GIVEN DATA:
━━━━━━━━━━━━━━━━
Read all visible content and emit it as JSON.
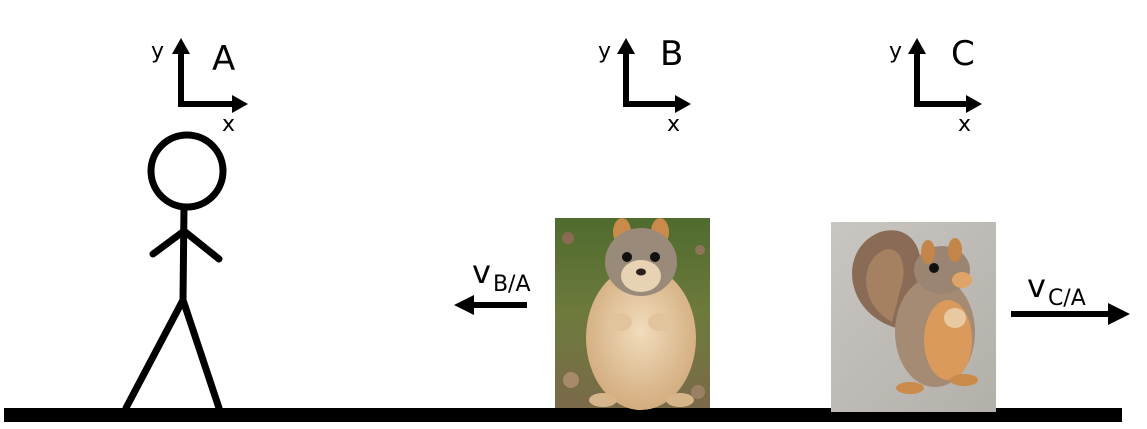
{
  "frames": [
    {
      "label": "A",
      "x_axis": "x",
      "y_axis": "y"
    },
    {
      "label": "B",
      "x_axis": "x",
      "y_axis": "y"
    },
    {
      "label": "C",
      "x_axis": "x",
      "y_axis": "y"
    }
  ],
  "velocities": [
    {
      "symbol": "v",
      "subscript": "B/A",
      "direction": "left"
    },
    {
      "symbol": "v",
      "subscript": "C/A",
      "direction": "right"
    }
  ],
  "objects": {
    "observer": "stick-figure",
    "squirrel_b": "squirrel-photo-front-on-grass",
    "squirrel_c": "squirrel-photo-side-on-pavement"
  },
  "colors": {
    "ink": "#000000",
    "background": "#ffffff"
  }
}
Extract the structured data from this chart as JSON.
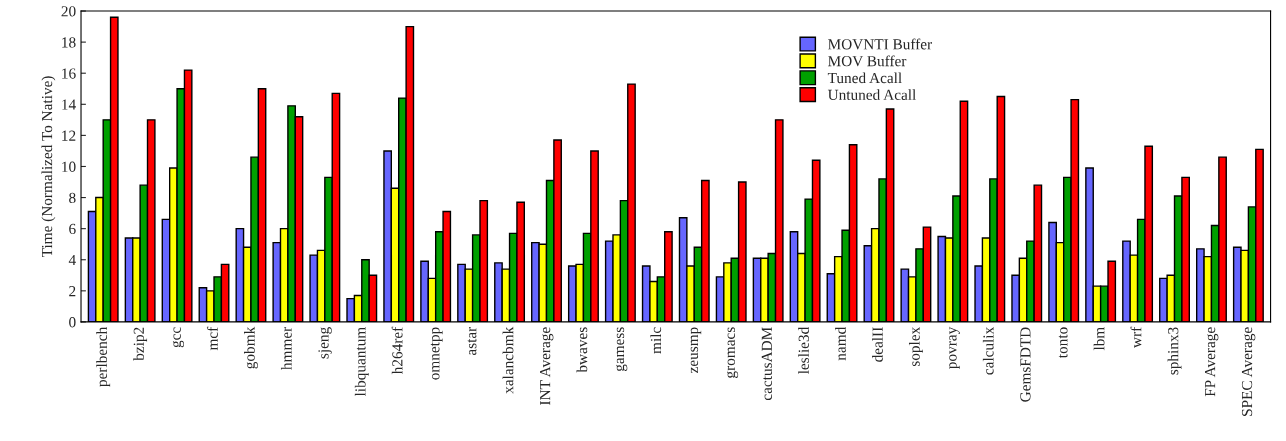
━━━━━━━━━━━━━━━━
TASK DIRECTIONS:
Repeat the full listing above exactly, with no pictures in the copy.

SOLUTION FOR THIS TASK:
Read all visible content and emit it as JSON.
{
  "frames": [
    {
      "label": "A",
      "x_axis": "x",
      "y_axis": "y"
    },
    {
      "label": "B",
      "x_axis": "x",
      "y_axis": "y"
    },
    {
      "label": "C",
      "x_axis": "x",
      "y_axis": "y"
    }
  ],
  "velocities": [
    {
      "symbol": "v",
      "subscript": "B/A",
      "direction": "left"
    },
    {
      "symbol": "v",
      "subscript": "C/A",
      "direction": "right"
    }
  ],
  "objects": {
    "observer": "stick-figure",
    "squirrel_b": "squirrel-photo-front-on-grass",
    "squirrel_c": "squirrel-photo-side-on-pavement"
  },
  "colors": {
    "ink": "#000000",
    "background": "#ffffff"
  }
}
Extract the structured data from this chart as JSON.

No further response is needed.